--- DESCRIPTION OF THE TASK ---
Search the material for the word "параметров" and report each line where it turns up.

--- AVAILABLE RECORDS ---
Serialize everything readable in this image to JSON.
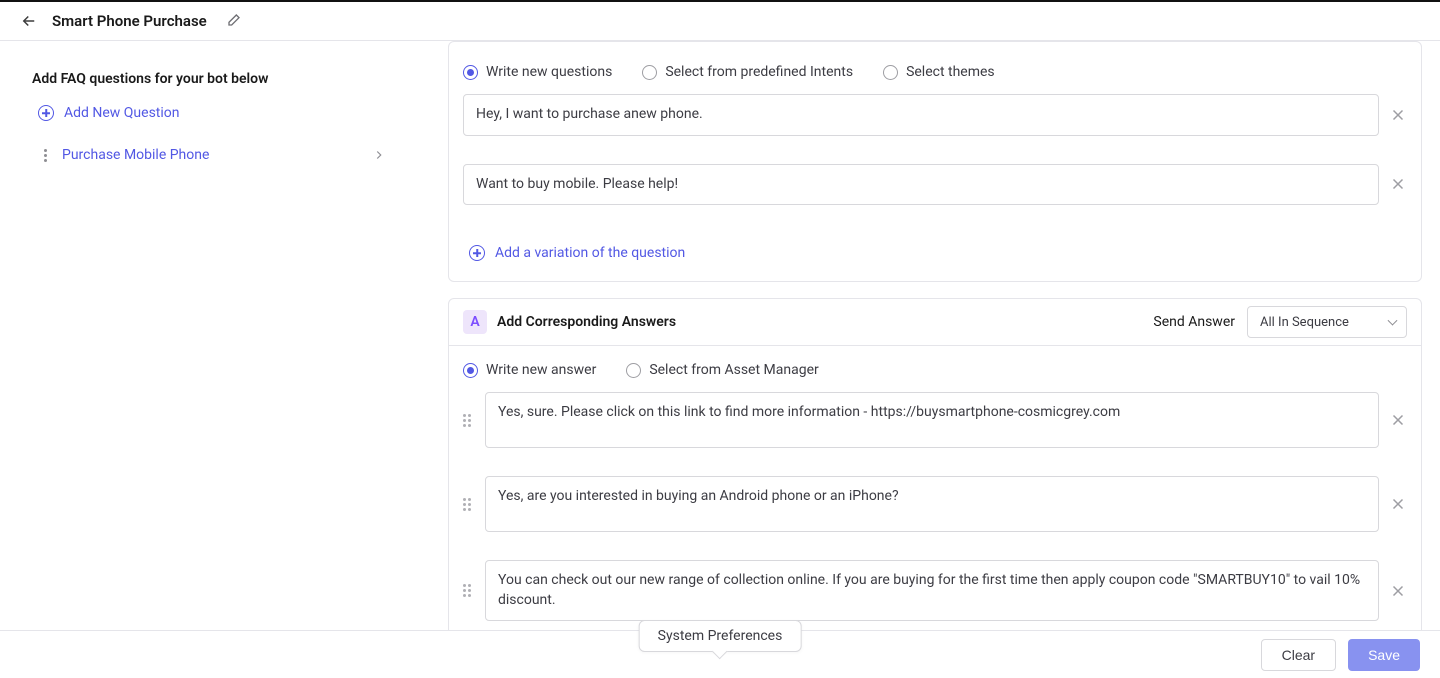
{
  "header": {
    "title": "Smart Phone Purchase"
  },
  "sidebar": {
    "heading": "Add FAQ questions for your bot below",
    "add_new_label": "Add New Question",
    "items": [
      {
        "label": "Purchase Mobile Phone"
      }
    ]
  },
  "questions_card": {
    "radio_options": {
      "write_new": "Write new questions",
      "predefined": "Select from predefined Intents",
      "themes": "Select themes"
    },
    "inputs": [
      "Hey, I want to purchase anew phone.",
      "Want to buy mobile. Please help!"
    ],
    "add_variation_label": "Add a variation of the question"
  },
  "answers_card": {
    "badge_letter": "A",
    "section_title": "Add Corresponding Answers",
    "send_answer_label": "Send Answer",
    "send_answer_selected": "All In Sequence",
    "radio_options": {
      "write_new": "Write new answer",
      "asset_manager": "Select from Asset Manager"
    },
    "inputs": [
      "Yes, sure. Please click on this link to find more information - https://buysmartphone-cosmicgrey.com",
      "Yes, are you interested in buying an Android phone or an iPhone?",
      "You can check out our new range of collection online. If you are buying for the first time then apply coupon code \"SMARTBUY10\" to vail 10% discount."
    ]
  },
  "footer": {
    "clear_label": "Clear",
    "save_label": "Save"
  },
  "tooltip": "System Preferences"
}
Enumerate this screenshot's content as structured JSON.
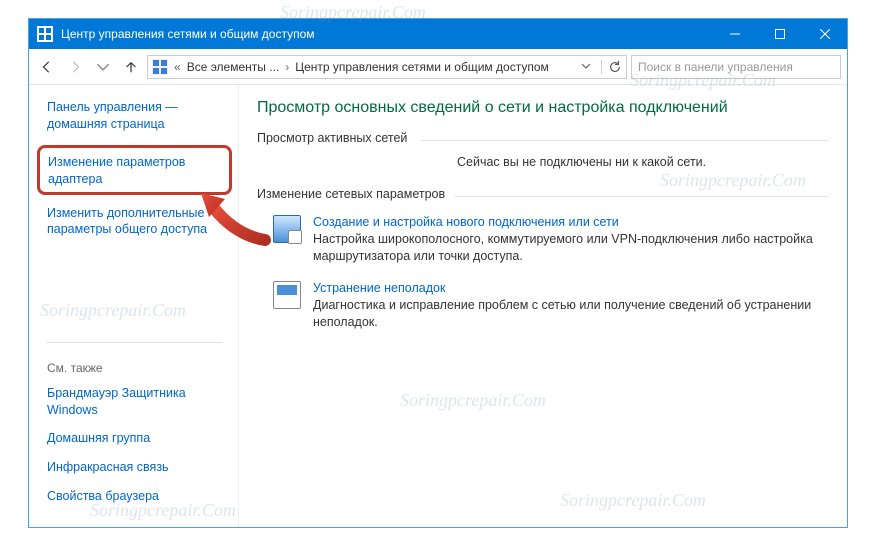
{
  "window": {
    "title": "Центр управления сетями и общим доступом"
  },
  "nav": {
    "breadcrumb_prefix": "«",
    "breadcrumb1": "Все элементы ...",
    "breadcrumb2": "Центр управления сетями и общим доступом",
    "search_placeholder": "Поиск в панели управления"
  },
  "sidebar": {
    "home": "Панель управления — домашняя страница",
    "adapter": "Изменение параметров адаптера",
    "sharing": "Изменить дополнительные параметры общего доступа",
    "see_also": "См. также",
    "firewall": "Брандмауэр Защитника Windows",
    "homegroup": "Домашняя группа",
    "infrared": "Инфракрасная связь",
    "browser": "Свойства браузера"
  },
  "main": {
    "heading": "Просмотр основных сведений о сети и настройка подключений",
    "active_label": "Просмотр активных сетей",
    "active_text": "Сейчас вы не подключены ни к какой сети.",
    "change_label": "Изменение сетевых параметров",
    "setup_link": "Создание и настройка нового подключения или сети",
    "setup_desc": "Настройка широкополосного, коммутируемого или VPN-подключения либо настройка маршрутизатора или точки доступа.",
    "troub_link": "Устранение неполадок",
    "troub_desc": "Диагностика и исправление проблем с сетью или получение сведений об устранении неполадок."
  },
  "watermark": "Soringpcrepair.Com"
}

--- WORKED SOLUTION ---
    "adapter": "Изменение параметров адаптера",
    "change_label": "Изменение сетевых параметров",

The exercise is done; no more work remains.